Estratto fornito:
Laddove, in altre parti di questo documento si spiega come i semilavorati del rame sono considerati un buon segnalatore delle tendenze future (affermato da importanti operatori di mercato) altri invece, studiando l’indice dei noli di carichi secchi, scoprono prospettive completamente diverse. A chi credere? Si conferma in questo modo la doppia tendenza che questa crisi sta manifestando, con sviluppi molto e troppo locali, per potersi ancora considerare in regime di globalizzazione. Va precisato comunque, quanto questo indice sia per un terzo condizionato dai carichi di ferro, per cui è aperto un dibattito sulla sua effettiva efficacia.

Cosa farai:
[a] Nell'estratto, da quale quota di carichi di ferro è condizionato l'indice dei noli di carichi secchi?
[b] Prosegui l'estratto sul rame e sui noli di carichi secchi dopo la sua ultima frase.
I dati provengono da una fonte diversa dall'estratto.

Dati forniti:
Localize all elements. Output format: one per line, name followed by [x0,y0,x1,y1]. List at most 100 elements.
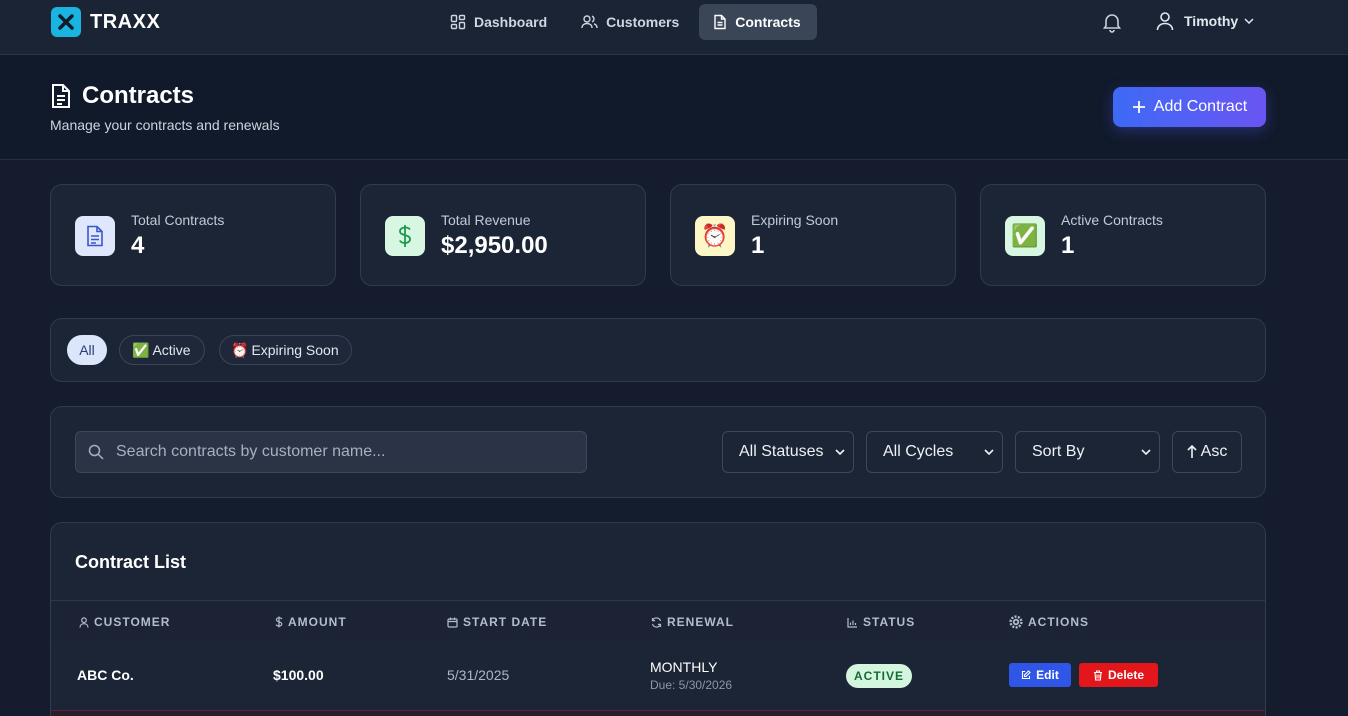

Le risposte:
[a] Per un terzo.

[b]
La crisi ha più volti e dinamiche
Osservando i paesi asiatici sembra che la crisi sia passata e che “fra poco”, anche in occidente qualcosa debba cambiare. Purtroppo non è così. In occasione del convegno “50 anni di meccanica” che ha celebrato mezzo secolo di presenza sul mercato del gruppo editoriale Tecniche Nuove Spa, a Milano a fine settembre, un autorevole economista ha riportato gli studi che si stanno svolgendo in tutto il mondo su questo tema. Ebbene la sintesi è che la crisi è decisamente originale, rispetto a tutte le altre, e che un tratto di questa novità consiste appunto nella diversità d’andamento tra mercati. La prospettiva è che se l’Oriente ha ripreso a camminare (la Corea del Sud ha già superato il punto di caduta della sua produzione segnato l’anno scorso, per cui è in terreno “positivo” per produzione nel confronto tra 2009 e 2008) tale non sarà per l’Occidente, destinato a lentissimi processi di recupero.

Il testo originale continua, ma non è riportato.